(Stored items)
__________________________________________________
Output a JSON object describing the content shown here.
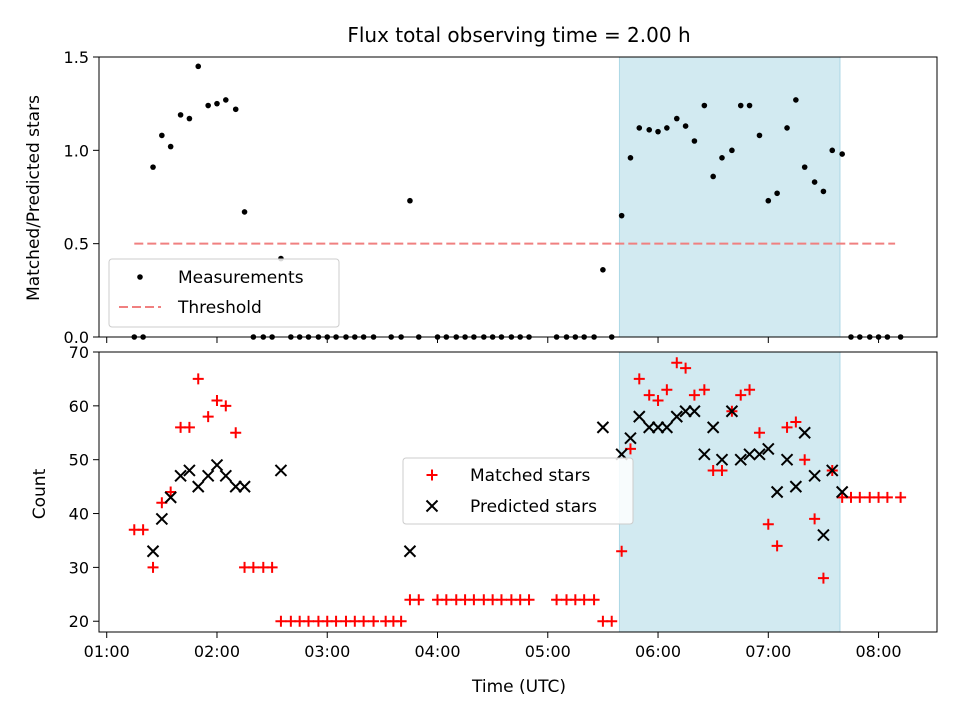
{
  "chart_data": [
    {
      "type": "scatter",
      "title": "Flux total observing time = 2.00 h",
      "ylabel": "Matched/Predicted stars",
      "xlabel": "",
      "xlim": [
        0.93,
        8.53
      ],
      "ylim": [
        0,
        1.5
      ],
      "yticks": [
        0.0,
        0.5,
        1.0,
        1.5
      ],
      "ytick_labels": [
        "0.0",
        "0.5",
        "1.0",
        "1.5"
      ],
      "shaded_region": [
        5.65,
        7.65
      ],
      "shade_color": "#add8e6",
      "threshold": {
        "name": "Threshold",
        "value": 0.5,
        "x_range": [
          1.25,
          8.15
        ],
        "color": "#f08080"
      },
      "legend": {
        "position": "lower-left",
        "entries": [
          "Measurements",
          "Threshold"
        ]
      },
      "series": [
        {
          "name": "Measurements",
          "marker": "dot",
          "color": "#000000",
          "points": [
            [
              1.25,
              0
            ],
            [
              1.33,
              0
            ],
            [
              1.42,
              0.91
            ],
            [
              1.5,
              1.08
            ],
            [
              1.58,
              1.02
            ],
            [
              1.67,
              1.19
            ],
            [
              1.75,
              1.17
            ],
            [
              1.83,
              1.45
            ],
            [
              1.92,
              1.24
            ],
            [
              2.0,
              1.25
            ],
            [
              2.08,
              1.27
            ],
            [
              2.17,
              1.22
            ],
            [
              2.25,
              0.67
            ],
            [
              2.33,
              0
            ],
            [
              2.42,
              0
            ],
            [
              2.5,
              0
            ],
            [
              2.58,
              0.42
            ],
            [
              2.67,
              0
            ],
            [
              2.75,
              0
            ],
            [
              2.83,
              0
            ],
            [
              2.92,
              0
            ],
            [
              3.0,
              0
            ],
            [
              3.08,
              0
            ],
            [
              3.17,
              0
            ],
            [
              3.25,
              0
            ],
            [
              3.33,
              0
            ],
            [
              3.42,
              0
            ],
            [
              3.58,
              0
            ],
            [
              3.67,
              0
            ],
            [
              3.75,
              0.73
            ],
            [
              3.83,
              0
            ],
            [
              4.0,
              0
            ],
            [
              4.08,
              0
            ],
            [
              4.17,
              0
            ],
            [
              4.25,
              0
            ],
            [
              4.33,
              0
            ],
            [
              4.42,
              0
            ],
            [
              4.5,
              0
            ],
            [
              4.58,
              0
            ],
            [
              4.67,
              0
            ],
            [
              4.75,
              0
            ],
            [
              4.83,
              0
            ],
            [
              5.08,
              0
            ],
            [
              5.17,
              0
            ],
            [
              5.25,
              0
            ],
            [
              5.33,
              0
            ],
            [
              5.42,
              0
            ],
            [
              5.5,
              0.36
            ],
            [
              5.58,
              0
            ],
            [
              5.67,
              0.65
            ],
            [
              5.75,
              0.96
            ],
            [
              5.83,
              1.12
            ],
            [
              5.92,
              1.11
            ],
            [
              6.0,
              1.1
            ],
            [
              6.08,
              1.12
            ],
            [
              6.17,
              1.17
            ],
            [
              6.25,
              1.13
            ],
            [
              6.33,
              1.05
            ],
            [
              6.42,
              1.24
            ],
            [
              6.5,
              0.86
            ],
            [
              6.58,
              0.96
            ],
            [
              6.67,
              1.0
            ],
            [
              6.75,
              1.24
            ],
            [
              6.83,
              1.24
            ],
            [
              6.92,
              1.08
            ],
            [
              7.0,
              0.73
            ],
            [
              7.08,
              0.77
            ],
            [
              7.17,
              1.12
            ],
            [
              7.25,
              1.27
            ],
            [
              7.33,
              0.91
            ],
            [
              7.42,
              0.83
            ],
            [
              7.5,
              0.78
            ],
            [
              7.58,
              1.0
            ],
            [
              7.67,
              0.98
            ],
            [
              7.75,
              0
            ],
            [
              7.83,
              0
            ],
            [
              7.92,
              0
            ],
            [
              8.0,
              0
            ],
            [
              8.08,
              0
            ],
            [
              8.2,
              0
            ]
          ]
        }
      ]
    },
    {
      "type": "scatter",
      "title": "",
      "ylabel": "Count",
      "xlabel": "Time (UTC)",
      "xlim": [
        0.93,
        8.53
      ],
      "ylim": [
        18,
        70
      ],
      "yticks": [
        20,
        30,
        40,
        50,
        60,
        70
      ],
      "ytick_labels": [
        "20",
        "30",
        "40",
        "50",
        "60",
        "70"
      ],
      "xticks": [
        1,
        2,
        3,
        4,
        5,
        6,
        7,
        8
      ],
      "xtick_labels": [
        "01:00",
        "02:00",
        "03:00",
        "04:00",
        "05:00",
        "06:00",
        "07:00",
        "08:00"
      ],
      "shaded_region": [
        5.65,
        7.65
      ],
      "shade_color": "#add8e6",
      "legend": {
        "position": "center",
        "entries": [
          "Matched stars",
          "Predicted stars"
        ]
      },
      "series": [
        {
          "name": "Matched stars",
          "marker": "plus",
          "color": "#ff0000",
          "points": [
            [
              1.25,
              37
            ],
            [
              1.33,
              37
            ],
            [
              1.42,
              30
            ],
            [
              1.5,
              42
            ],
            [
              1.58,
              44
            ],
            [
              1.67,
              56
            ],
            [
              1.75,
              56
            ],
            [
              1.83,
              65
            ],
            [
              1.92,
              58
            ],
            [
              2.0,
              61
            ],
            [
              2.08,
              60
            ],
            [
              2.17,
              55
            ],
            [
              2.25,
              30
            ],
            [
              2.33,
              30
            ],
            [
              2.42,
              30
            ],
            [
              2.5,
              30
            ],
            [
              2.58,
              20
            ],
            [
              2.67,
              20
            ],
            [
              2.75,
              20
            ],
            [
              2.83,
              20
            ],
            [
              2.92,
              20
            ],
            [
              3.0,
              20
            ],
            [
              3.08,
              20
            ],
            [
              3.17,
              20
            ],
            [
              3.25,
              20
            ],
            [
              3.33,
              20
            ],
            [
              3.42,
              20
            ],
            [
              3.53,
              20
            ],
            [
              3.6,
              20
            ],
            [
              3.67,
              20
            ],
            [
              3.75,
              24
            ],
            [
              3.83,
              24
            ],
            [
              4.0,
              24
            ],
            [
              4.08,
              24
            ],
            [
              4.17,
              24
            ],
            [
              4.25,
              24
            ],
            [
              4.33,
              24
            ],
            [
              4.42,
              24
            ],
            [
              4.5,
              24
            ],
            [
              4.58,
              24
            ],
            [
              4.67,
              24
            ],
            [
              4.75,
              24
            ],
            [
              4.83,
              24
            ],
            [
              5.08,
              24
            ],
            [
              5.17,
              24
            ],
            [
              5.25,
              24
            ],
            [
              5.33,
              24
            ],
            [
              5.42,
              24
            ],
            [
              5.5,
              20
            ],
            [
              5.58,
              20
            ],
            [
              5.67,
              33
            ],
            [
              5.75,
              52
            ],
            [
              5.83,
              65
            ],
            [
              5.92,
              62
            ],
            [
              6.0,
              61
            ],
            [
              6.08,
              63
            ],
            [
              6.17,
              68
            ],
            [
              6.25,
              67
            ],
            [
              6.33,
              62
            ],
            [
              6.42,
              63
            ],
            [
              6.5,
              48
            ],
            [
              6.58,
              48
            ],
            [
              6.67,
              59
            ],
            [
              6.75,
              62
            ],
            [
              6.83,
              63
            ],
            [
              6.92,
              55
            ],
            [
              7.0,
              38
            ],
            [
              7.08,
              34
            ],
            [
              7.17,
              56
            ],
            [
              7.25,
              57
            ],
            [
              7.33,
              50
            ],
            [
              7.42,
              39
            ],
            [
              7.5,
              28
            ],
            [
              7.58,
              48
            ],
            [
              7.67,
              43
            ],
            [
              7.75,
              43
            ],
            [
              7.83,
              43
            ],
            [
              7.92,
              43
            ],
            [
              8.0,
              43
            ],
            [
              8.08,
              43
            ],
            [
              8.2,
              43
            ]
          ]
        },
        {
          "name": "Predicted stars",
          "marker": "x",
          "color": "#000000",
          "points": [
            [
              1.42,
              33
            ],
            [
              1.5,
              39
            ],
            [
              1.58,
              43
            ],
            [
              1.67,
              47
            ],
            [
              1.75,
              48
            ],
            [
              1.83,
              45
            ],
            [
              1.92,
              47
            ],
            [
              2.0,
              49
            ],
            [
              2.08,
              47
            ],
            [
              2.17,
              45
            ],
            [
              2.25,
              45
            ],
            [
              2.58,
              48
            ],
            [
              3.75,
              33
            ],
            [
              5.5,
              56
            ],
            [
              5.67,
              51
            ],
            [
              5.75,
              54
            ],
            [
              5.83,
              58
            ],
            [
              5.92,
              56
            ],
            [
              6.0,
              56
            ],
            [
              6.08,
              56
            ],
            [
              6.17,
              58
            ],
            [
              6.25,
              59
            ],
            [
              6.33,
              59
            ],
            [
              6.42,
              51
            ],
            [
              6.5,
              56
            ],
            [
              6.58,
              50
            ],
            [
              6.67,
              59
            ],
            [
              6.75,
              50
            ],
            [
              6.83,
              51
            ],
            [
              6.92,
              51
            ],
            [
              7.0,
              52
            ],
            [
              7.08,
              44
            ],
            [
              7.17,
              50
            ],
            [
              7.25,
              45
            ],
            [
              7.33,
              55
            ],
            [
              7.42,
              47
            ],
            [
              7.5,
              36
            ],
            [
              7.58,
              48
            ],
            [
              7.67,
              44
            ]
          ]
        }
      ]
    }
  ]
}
__________________________________________________
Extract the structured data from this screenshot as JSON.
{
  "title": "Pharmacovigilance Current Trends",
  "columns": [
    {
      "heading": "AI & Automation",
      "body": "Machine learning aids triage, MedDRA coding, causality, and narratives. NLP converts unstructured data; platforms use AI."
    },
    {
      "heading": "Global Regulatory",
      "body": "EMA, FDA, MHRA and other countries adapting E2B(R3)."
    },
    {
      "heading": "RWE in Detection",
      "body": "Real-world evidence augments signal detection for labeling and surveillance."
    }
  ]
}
__________________________________________________
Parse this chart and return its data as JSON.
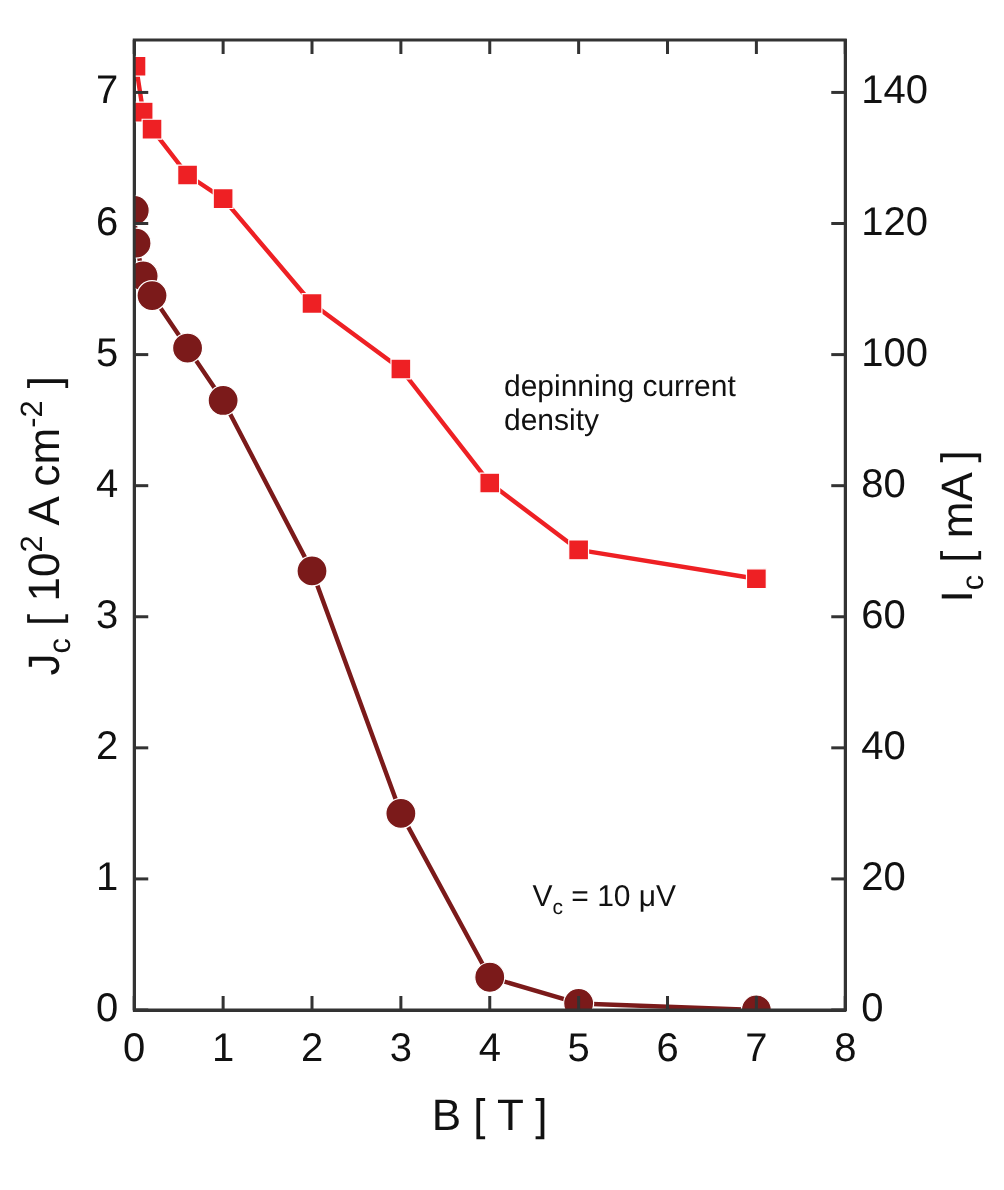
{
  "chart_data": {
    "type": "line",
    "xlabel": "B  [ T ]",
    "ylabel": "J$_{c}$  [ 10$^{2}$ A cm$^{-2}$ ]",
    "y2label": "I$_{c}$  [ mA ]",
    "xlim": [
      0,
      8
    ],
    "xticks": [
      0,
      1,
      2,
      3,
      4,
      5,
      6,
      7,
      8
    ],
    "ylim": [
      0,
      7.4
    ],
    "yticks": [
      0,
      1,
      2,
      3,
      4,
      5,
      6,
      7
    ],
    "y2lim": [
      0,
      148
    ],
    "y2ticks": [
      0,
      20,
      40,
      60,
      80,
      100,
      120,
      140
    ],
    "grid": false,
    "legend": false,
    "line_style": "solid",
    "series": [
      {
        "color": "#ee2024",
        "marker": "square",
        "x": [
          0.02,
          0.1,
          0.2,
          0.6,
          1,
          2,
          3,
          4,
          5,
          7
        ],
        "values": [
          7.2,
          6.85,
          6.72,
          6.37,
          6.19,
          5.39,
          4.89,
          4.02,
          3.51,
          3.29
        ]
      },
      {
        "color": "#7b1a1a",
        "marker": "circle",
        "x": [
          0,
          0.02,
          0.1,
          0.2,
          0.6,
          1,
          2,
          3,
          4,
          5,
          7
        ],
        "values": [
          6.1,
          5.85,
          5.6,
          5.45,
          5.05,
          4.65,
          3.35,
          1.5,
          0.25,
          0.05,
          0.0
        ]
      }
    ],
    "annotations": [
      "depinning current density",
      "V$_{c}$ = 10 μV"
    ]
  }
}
__________________________________________________
Your objective
List all lines where "Predicted" occurs.

Exercise solution
      "ylabel": "Matched/Predicted stars",
          "Predicted stars"
          "name": "Predicted stars",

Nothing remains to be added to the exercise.